>> Start Data section

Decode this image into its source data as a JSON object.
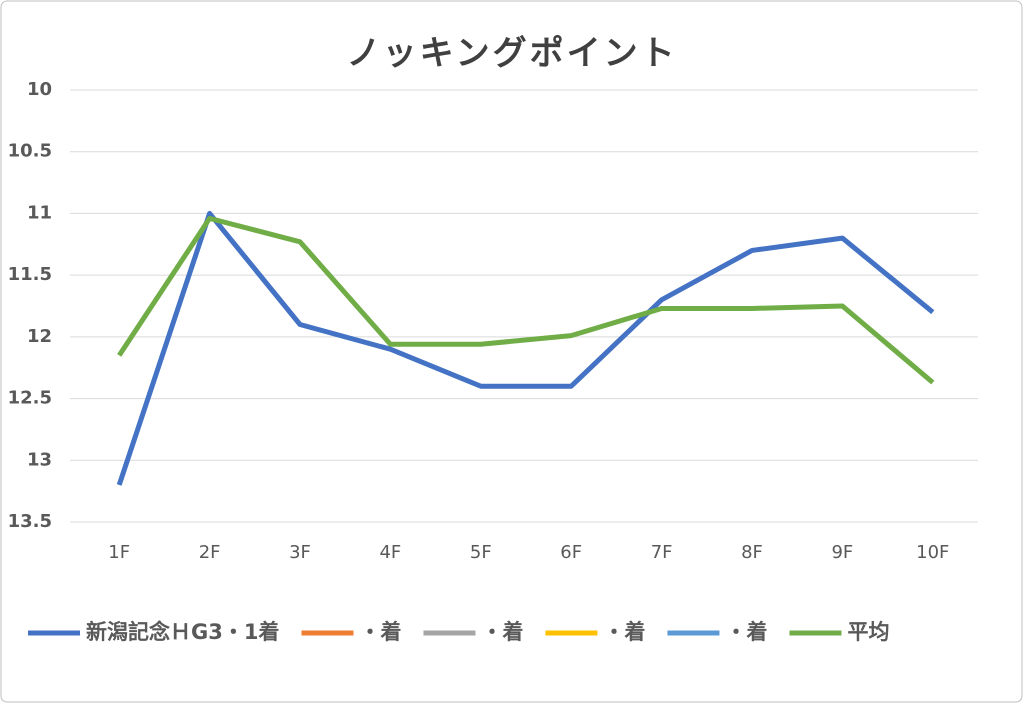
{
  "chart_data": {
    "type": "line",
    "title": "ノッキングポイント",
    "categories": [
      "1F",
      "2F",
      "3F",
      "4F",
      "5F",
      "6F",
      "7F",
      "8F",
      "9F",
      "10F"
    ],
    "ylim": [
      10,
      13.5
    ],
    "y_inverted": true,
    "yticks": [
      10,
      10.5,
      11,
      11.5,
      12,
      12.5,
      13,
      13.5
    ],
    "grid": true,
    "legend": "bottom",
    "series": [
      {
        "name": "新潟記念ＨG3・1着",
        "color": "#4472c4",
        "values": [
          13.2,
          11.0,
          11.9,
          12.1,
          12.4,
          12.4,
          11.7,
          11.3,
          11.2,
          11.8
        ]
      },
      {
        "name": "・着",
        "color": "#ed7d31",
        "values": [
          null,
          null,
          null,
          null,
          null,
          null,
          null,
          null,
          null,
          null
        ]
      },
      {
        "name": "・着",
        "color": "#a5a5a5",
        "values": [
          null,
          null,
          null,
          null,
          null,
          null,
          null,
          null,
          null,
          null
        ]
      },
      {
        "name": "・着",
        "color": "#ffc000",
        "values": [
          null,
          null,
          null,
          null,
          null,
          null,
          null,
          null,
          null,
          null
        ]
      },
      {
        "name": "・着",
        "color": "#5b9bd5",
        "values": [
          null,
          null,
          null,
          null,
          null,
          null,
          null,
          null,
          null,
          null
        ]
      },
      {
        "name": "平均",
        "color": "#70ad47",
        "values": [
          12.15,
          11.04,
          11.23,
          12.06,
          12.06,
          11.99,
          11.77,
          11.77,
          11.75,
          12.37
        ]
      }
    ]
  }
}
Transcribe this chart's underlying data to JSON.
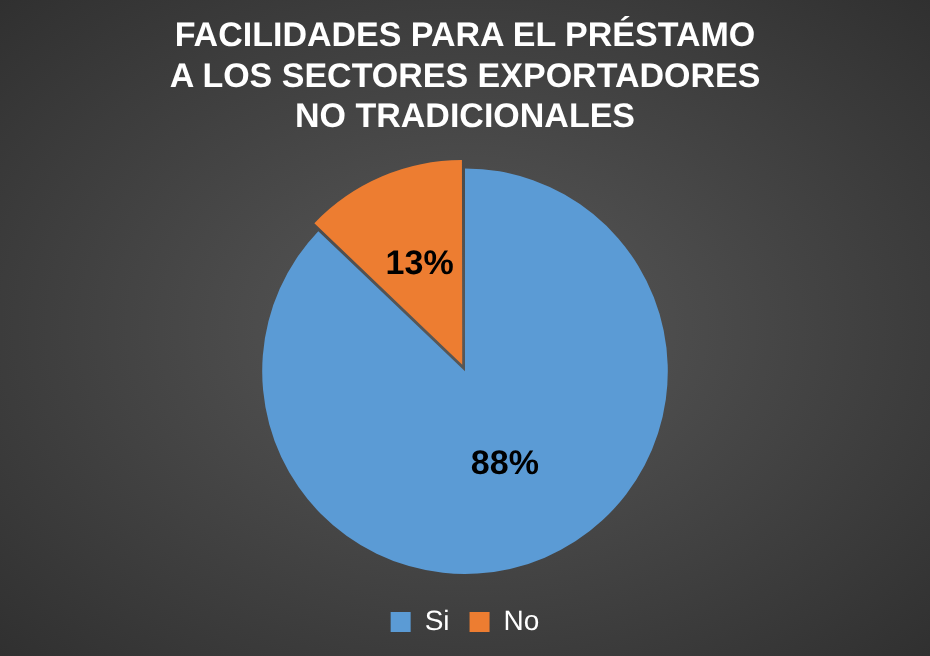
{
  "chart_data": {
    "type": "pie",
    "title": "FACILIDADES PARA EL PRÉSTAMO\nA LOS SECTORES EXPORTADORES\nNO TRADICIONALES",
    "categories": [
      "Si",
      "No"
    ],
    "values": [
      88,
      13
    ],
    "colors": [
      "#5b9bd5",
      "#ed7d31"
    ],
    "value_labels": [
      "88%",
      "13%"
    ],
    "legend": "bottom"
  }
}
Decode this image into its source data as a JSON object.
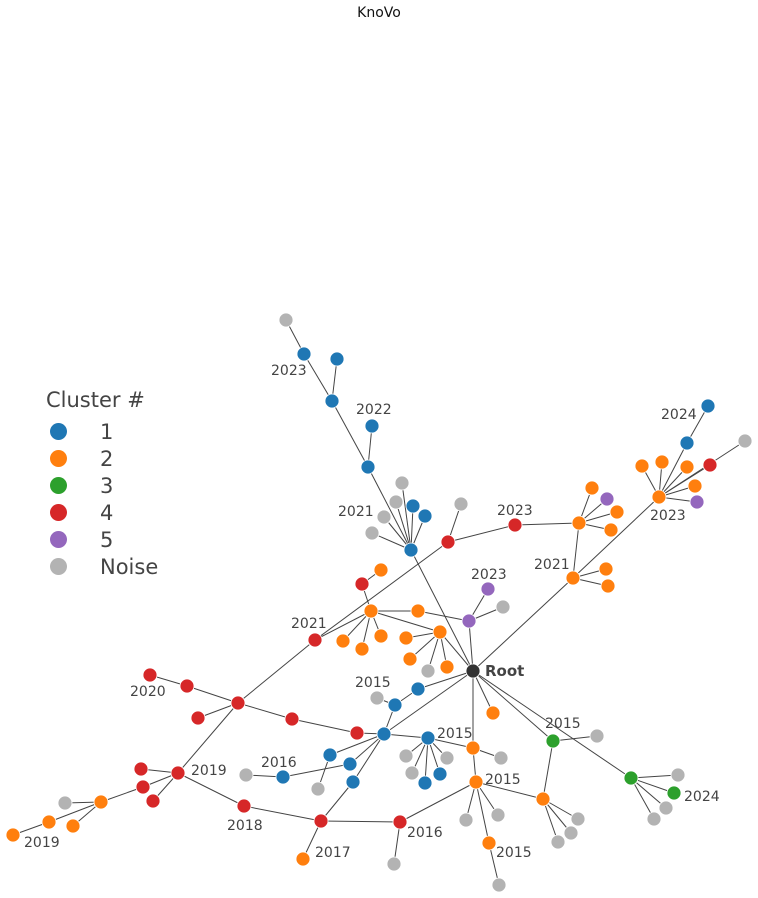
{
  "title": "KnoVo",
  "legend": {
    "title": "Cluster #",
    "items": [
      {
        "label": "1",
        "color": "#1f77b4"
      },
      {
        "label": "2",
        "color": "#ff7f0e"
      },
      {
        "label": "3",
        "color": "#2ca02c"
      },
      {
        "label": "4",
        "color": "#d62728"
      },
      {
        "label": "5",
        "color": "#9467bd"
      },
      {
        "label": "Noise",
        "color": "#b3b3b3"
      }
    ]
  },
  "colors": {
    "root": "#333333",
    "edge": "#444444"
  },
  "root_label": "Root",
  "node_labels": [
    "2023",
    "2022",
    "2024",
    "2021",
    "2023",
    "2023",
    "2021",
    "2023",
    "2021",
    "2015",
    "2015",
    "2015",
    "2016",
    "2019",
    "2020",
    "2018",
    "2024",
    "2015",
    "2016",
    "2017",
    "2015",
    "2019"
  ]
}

>> End Data section
>> Start Data section

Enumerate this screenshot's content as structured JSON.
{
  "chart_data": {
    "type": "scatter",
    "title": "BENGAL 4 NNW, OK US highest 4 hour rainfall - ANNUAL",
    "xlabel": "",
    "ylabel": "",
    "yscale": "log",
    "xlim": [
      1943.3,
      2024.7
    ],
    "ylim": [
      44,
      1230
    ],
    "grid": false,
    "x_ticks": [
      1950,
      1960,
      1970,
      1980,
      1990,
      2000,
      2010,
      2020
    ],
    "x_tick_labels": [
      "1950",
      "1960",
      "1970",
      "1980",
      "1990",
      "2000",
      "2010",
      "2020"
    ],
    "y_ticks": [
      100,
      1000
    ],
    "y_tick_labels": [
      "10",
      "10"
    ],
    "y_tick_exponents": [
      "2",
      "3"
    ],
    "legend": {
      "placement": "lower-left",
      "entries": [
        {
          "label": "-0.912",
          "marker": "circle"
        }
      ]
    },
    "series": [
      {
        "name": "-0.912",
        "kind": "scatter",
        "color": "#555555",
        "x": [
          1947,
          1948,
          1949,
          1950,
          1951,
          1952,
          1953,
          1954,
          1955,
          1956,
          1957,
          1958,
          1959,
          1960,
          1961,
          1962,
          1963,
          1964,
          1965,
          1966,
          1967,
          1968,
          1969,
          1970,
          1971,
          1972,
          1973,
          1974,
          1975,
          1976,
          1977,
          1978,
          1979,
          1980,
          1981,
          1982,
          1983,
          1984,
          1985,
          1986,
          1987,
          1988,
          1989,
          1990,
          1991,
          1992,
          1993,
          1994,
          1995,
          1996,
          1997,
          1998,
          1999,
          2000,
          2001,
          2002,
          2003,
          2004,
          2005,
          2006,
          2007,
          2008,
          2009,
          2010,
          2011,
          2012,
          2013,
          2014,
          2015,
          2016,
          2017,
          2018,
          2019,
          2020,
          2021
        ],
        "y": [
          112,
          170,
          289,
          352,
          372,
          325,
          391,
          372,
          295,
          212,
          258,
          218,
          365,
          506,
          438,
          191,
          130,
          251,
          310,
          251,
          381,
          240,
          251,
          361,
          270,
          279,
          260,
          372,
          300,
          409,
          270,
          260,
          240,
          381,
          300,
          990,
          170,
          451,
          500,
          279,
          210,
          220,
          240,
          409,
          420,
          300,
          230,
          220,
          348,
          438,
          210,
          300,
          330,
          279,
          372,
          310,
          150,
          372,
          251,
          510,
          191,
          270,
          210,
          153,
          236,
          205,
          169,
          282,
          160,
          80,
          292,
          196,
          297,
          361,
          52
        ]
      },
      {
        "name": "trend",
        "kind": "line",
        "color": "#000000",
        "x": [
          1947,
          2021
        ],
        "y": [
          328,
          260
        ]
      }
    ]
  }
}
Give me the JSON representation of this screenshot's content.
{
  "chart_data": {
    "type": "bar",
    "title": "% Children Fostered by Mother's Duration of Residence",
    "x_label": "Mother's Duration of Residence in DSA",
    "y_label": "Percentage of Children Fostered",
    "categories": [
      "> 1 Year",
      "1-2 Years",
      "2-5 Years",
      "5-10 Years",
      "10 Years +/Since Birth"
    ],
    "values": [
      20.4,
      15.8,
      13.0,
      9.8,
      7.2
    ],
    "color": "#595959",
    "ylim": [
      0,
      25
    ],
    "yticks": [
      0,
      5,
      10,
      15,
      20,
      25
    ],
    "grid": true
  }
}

>> End Data section

What this task involves: List every line above that contains the word "Residence".

Response for this exercise:
    "title": "% Children Fostered by Mother's Duration of Residence",
    "x_label": "Mother's Duration of Residence in DSA",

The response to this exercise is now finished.